--- Start Extracted information ---
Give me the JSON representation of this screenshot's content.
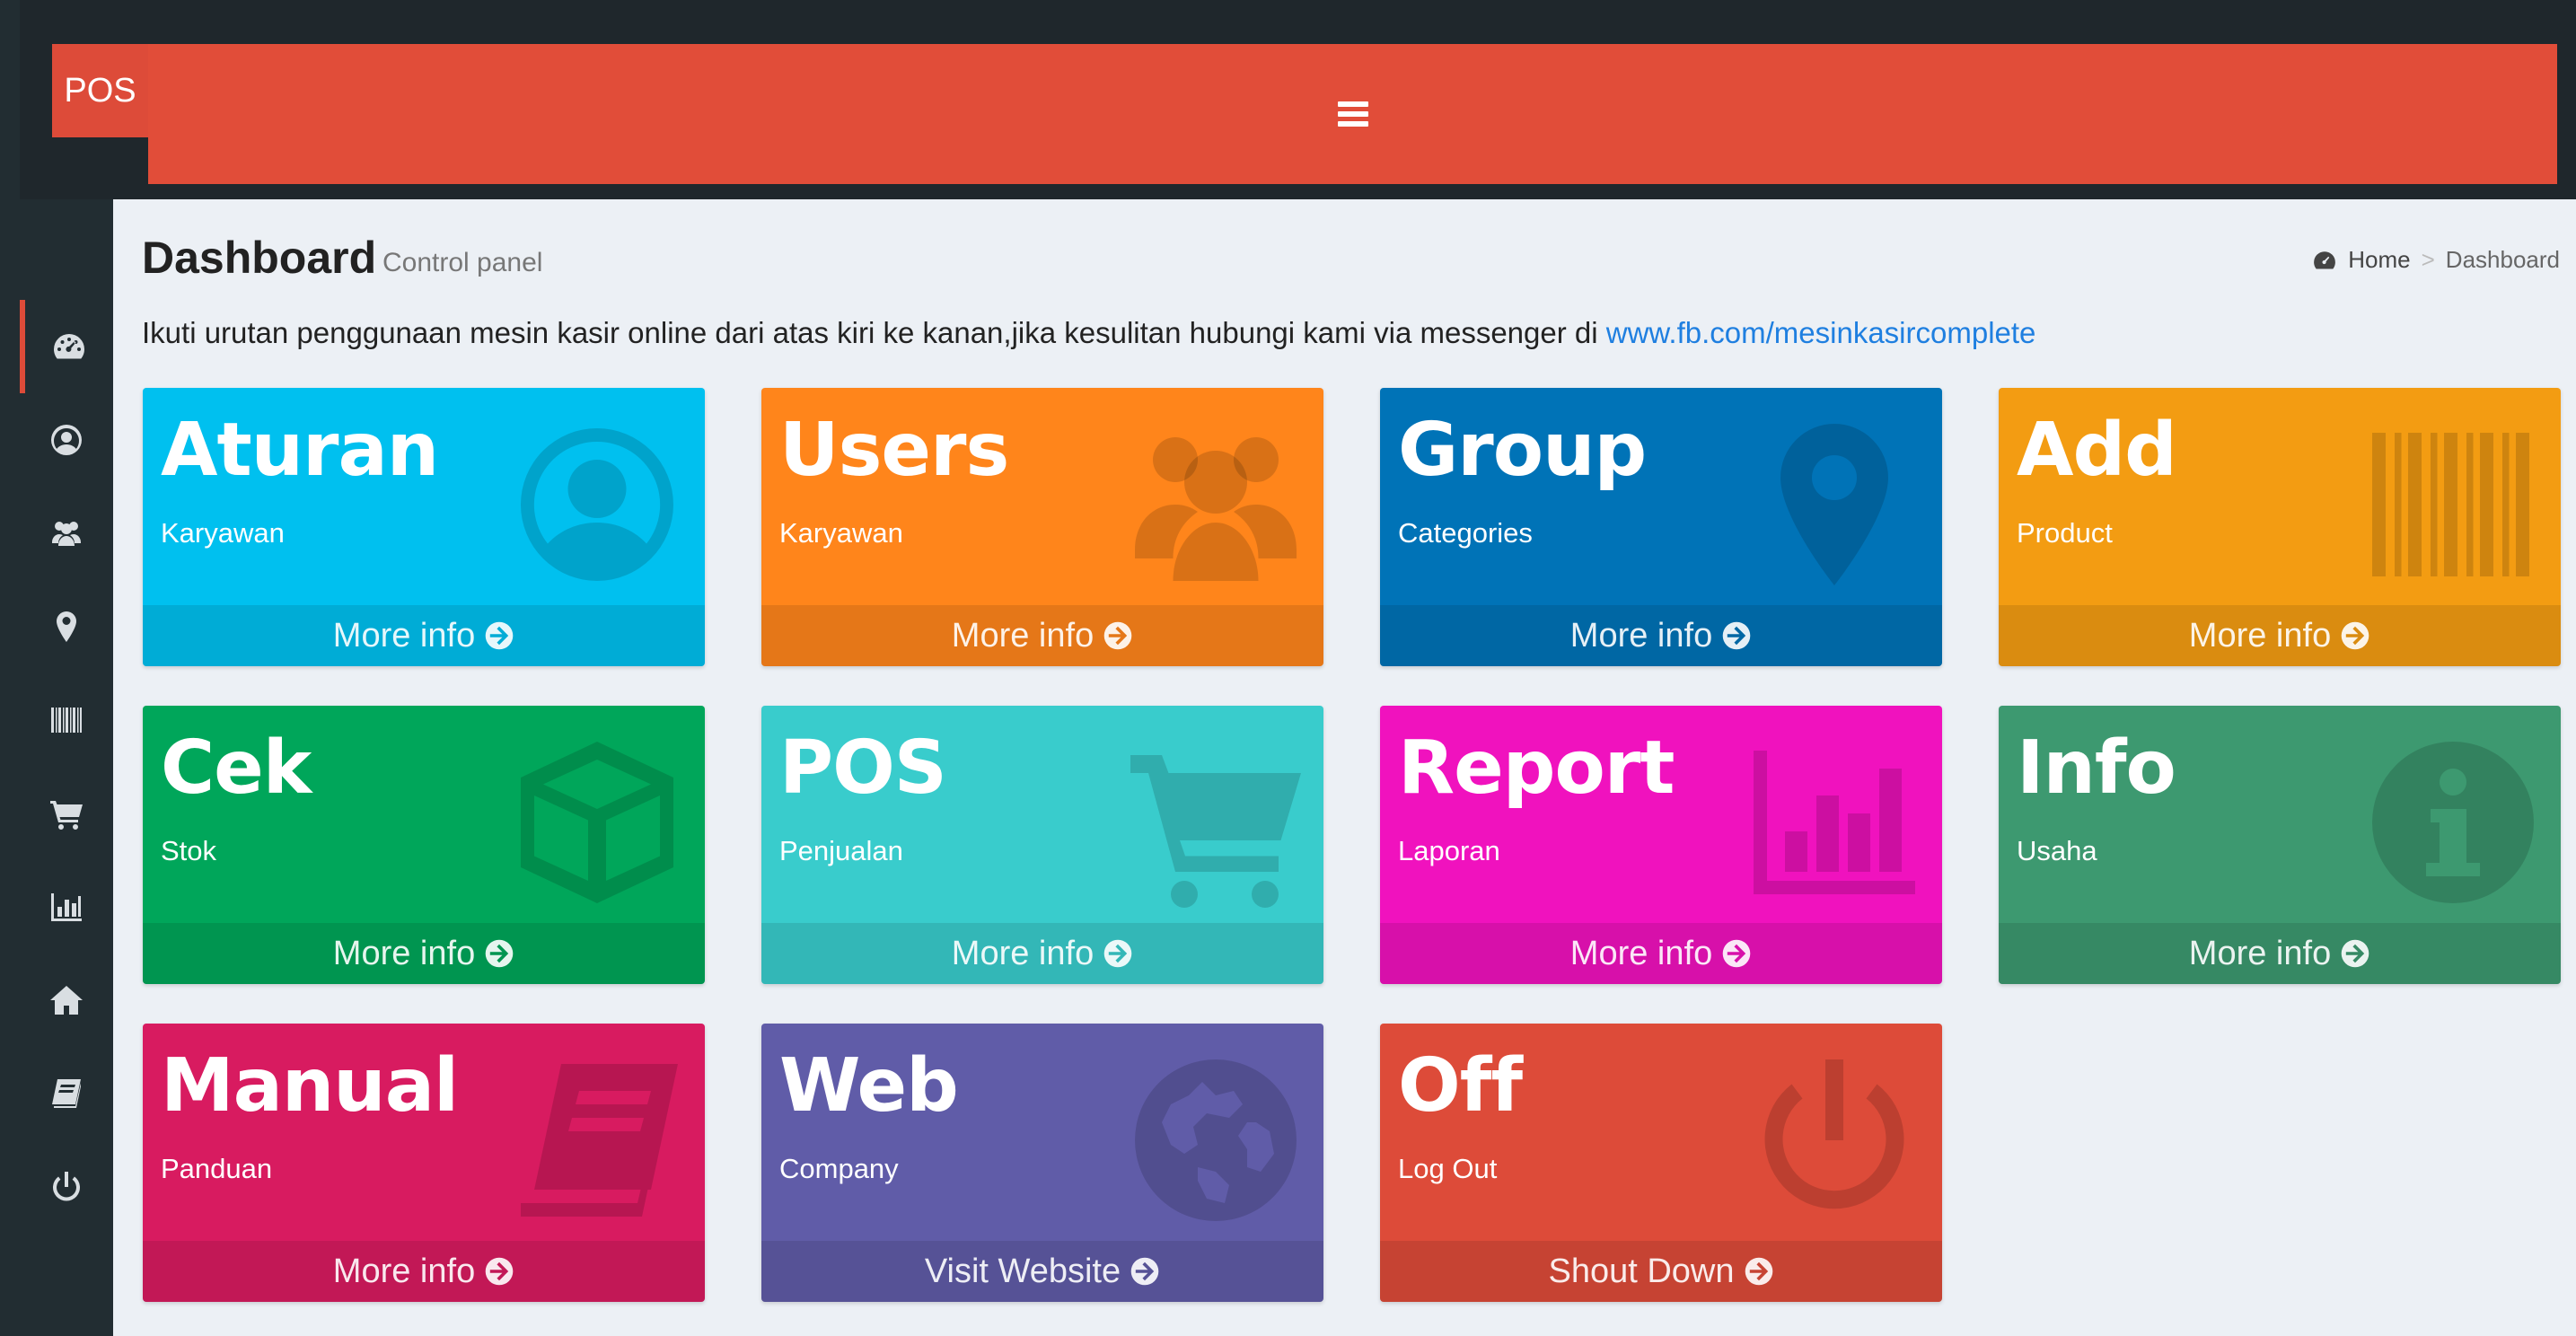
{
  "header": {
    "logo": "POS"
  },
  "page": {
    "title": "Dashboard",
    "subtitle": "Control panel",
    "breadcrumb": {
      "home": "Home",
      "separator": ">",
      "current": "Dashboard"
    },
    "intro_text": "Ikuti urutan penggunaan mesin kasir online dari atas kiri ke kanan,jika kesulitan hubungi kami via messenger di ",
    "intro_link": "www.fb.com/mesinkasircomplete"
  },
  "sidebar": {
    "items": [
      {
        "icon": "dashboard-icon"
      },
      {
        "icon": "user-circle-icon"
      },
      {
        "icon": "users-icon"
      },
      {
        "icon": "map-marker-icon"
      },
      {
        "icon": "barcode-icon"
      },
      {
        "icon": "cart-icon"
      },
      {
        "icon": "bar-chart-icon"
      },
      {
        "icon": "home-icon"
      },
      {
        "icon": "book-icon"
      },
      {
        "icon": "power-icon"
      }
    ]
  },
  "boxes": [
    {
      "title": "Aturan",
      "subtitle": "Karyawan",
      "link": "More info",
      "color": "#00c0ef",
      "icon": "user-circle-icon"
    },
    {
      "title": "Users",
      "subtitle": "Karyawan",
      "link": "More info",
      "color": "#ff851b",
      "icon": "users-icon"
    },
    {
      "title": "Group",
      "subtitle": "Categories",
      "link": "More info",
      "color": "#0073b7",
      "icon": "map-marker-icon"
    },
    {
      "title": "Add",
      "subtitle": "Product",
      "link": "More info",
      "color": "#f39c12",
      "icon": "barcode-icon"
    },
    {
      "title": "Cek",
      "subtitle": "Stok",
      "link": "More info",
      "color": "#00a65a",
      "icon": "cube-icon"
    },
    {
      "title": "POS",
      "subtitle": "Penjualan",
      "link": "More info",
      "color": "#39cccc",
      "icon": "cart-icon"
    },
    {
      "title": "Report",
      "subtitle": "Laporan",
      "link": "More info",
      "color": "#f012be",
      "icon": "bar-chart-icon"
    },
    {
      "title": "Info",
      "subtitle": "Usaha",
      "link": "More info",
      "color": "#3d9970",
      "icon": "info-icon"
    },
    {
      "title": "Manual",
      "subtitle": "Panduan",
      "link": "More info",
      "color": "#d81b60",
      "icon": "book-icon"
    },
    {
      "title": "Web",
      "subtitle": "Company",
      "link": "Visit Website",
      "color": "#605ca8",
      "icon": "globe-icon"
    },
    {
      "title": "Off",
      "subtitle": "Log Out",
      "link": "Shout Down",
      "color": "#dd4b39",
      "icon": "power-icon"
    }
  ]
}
--- End Extracted information ---
- Goal:
Output all of the entries verbatim, leaving out any images.

- Correct output:
Give me the JSON representation of this screenshot's content.
{
  "header": {
    "logo": "POS"
  },
  "page": {
    "title": "Dashboard",
    "subtitle": "Control panel",
    "breadcrumb": {
      "home": "Home",
      "separator": ">",
      "current": "Dashboard"
    },
    "intro_text": "Ikuti urutan penggunaan mesin kasir online dari atas kiri ke kanan,jika kesulitan hubungi kami via messenger di ",
    "intro_link": "www.fb.com/mesinkasircomplete"
  },
  "sidebar": {
    "items": [
      {
        "icon": "dashboard-icon"
      },
      {
        "icon": "user-circle-icon"
      },
      {
        "icon": "users-icon"
      },
      {
        "icon": "map-marker-icon"
      },
      {
        "icon": "barcode-icon"
      },
      {
        "icon": "cart-icon"
      },
      {
        "icon": "bar-chart-icon"
      },
      {
        "icon": "home-icon"
      },
      {
        "icon": "book-icon"
      },
      {
        "icon": "power-icon"
      }
    ]
  },
  "boxes": [
    {
      "title": "Aturan",
      "subtitle": "Karyawan",
      "link": "More info",
      "color": "#00c0ef",
      "icon": "user-circle-icon"
    },
    {
      "title": "Users",
      "subtitle": "Karyawan",
      "link": "More info",
      "color": "#ff851b",
      "icon": "users-icon"
    },
    {
      "title": "Group",
      "subtitle": "Categories",
      "link": "More info",
      "color": "#0073b7",
      "icon": "map-marker-icon"
    },
    {
      "title": "Add",
      "subtitle": "Product",
      "link": "More info",
      "color": "#f39c12",
      "icon": "barcode-icon"
    },
    {
      "title": "Cek",
      "subtitle": "Stok",
      "link": "More info",
      "color": "#00a65a",
      "icon": "cube-icon"
    },
    {
      "title": "POS",
      "subtitle": "Penjualan",
      "link": "More info",
      "color": "#39cccc",
      "icon": "cart-icon"
    },
    {
      "title": "Report",
      "subtitle": "Laporan",
      "link": "More info",
      "color": "#f012be",
      "icon": "bar-chart-icon"
    },
    {
      "title": "Info",
      "subtitle": "Usaha",
      "link": "More info",
      "color": "#3d9970",
      "icon": "info-icon"
    },
    {
      "title": "Manual",
      "subtitle": "Panduan",
      "link": "More info",
      "color": "#d81b60",
      "icon": "book-icon"
    },
    {
      "title": "Web",
      "subtitle": "Company",
      "link": "Visit Website",
      "color": "#605ca8",
      "icon": "globe-icon"
    },
    {
      "title": "Off",
      "subtitle": "Log Out",
      "link": "Shout Down",
      "color": "#dd4b39",
      "icon": "power-icon"
    }
  ]
}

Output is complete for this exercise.